Start Passage given

Show the diagram: 8-element array with index labels. Two labeled overlapping blocks ($\mathrm{st}[\ell][j]$ in blue, $\mathrm{st}[r - 2^j + 1][j]$ in green) hovering above. A yellow overlap region. The formula $\min[\ell..r] = \min(\mathrm{st}[\ell][j],, \mathrm{st}[r - 2^j + 1][j])$ at top. Badge: $O(1)$.

Say:

“Can we do even better? Yes — with a sparse table. We precompute minima over blocks of power-of-two lengths. Any range $[\ell, r]$ can be covered by two overlapping blocks. We just take the min of those two precomputed values — and that’s $O(1)$. The build costs $O(n \log n)$ but each query is constant. Now the inner loop is truly $O(1)$ per subarray, so we’re at $O(n^2)$ per query — $O(n^3)$ total. We shaved the log off.”


Act IV — The paradigm shift

Scene 10: Stop iterating subarrays — regroup by minimum (S10)

Show the diagram: array $[2, 3, 5, 2, 3]$ with indices. Seven colored arcs above (different $[l,r]$ ranges). All converge toward a star at index 3 (value 2). The formula $\sum_{l \le r} \mathrm{MSF} = \sum_p \mathrm{cnt}_p \cdot f(a_p, k)$.

Say:

“Here’s the big idea. So far we’ve been looping over all $n^2$ subarrays. But look at this picture. All these different subarrays — all those colored arcs — they all share the same minimum position: index 3, value 2. So instead of iterating over subarrays, we flip the perspective. We iterate over positions. For each position $p$, we ask: how many subarrays have their minimum at $p$? Call that $\mathrm{cnt}_p$. Then we multiply by the per-subarray contribution. One sum over $p$ instead of a double sum over $(\ell, r)$. That’s the paradigm shift.”


Scene 11: Tie-breaking (S11)

End Passage given

> [Exercise objective]:
Answer these questions using the lesson script:
(a) What is the build cost of the sparse table?
(b) How many colored arcs appear above the array in the Scene 10 diagram?
(c) What quantity does the script call $\mathrm{cnt}_p$?

Start Information supplied

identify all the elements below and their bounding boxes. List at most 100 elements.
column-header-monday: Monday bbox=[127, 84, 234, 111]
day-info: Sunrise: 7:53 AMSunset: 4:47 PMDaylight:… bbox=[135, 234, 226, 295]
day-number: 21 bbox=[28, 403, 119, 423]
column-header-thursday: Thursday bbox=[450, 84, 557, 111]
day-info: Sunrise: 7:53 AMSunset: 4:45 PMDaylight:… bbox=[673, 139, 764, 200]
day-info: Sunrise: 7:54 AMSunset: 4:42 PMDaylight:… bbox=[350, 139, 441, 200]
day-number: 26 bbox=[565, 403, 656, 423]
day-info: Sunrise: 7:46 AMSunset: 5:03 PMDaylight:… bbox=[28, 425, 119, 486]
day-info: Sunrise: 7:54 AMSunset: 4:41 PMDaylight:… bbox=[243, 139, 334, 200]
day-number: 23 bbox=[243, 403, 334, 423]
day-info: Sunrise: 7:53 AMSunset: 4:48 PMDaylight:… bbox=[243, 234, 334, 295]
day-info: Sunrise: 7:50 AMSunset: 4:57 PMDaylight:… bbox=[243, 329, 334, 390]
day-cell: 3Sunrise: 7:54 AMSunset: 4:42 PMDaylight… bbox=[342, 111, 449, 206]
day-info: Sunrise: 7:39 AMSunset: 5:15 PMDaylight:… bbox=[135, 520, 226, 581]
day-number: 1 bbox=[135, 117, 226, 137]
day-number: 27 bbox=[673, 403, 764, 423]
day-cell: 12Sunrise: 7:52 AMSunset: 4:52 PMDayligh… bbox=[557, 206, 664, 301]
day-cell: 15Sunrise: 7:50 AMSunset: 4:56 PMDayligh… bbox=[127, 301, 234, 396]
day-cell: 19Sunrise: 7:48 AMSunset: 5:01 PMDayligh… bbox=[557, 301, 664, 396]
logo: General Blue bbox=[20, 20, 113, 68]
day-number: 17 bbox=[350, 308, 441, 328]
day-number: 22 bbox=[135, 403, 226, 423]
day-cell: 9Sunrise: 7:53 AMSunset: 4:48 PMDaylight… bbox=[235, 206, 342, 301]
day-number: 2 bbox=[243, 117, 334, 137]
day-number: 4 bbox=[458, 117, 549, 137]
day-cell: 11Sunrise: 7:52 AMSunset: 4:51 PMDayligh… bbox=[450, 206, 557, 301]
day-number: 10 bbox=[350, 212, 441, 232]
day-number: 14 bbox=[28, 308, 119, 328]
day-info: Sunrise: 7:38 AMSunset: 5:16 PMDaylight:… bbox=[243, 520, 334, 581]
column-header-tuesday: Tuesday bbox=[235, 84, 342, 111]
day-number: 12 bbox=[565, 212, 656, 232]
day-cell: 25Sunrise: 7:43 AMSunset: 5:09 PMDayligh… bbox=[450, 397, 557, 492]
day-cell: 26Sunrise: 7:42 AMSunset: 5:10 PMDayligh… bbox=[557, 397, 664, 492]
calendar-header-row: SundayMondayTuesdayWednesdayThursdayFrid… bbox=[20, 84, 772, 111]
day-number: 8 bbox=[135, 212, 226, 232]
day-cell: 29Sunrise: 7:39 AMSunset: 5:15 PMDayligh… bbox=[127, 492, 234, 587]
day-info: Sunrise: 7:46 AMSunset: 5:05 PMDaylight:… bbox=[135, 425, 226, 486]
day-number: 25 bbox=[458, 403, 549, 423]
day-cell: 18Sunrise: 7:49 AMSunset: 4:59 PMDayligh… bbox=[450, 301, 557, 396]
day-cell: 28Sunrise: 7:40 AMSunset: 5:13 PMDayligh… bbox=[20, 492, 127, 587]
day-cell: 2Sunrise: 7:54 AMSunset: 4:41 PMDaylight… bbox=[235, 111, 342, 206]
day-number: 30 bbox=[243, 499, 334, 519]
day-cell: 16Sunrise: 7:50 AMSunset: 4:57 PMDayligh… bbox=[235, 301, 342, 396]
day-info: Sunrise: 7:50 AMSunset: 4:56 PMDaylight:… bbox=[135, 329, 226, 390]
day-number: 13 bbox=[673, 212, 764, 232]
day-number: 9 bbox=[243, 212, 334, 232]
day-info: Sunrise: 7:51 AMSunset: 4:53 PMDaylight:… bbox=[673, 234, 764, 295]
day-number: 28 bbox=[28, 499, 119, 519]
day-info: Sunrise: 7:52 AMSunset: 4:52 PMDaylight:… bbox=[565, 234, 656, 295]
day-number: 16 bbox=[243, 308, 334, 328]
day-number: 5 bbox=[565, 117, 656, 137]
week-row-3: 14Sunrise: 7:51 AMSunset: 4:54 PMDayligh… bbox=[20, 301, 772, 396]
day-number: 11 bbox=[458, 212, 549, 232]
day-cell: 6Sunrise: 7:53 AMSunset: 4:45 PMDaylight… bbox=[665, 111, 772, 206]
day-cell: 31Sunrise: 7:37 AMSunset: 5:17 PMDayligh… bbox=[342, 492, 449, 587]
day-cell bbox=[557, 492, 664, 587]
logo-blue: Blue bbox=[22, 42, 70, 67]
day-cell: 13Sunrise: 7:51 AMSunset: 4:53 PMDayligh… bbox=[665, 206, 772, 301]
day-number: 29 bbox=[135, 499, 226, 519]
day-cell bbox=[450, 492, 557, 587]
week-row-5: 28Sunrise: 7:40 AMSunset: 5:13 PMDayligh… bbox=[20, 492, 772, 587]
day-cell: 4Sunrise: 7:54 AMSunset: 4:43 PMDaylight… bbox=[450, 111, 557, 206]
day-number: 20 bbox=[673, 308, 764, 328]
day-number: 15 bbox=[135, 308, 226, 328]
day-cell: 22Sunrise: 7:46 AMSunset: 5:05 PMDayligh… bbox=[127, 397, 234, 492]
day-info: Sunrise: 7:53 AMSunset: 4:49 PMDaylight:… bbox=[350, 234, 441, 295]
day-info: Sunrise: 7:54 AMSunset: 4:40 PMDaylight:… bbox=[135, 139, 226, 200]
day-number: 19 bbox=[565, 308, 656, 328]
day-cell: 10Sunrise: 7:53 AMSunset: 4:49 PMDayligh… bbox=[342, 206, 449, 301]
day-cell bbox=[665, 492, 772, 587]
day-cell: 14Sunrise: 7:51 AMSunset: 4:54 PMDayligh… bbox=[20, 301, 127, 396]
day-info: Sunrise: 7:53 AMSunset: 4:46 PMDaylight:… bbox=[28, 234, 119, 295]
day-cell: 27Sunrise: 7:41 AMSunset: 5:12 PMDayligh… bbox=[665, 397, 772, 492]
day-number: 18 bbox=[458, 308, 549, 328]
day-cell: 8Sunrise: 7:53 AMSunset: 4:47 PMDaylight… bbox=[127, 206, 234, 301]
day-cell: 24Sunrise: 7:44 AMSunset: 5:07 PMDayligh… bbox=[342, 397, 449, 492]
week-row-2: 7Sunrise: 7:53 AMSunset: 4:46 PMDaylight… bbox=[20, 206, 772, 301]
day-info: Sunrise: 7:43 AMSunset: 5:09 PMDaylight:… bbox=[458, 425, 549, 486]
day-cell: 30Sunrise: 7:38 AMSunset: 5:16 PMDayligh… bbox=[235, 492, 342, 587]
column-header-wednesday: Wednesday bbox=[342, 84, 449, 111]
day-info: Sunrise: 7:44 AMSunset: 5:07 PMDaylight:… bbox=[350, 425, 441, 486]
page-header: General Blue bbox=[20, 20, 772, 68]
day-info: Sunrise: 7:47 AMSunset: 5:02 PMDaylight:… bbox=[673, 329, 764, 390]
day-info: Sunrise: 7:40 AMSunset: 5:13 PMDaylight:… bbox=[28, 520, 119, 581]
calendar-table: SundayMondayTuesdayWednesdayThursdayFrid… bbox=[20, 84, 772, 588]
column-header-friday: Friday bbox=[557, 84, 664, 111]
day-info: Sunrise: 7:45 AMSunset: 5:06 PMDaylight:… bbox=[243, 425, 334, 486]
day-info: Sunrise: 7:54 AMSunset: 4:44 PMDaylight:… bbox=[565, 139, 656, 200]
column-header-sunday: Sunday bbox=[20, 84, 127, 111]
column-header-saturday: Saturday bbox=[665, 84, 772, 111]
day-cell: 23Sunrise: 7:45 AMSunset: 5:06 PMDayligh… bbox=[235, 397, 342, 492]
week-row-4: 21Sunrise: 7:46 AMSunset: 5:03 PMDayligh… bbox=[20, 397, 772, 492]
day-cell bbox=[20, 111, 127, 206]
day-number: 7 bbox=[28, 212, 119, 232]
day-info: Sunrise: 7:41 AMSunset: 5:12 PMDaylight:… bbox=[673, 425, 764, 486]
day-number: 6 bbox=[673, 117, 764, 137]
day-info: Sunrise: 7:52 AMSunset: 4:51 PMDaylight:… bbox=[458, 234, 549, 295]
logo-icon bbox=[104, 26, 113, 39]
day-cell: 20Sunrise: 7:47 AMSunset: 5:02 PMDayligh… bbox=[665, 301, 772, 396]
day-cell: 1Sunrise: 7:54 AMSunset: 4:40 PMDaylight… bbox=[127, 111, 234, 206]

End Information supplied

> [Worked answer]:
(a) $O(n \log n)$
(b) Seven
(c) The number of subarrays that have their minimum at position $p$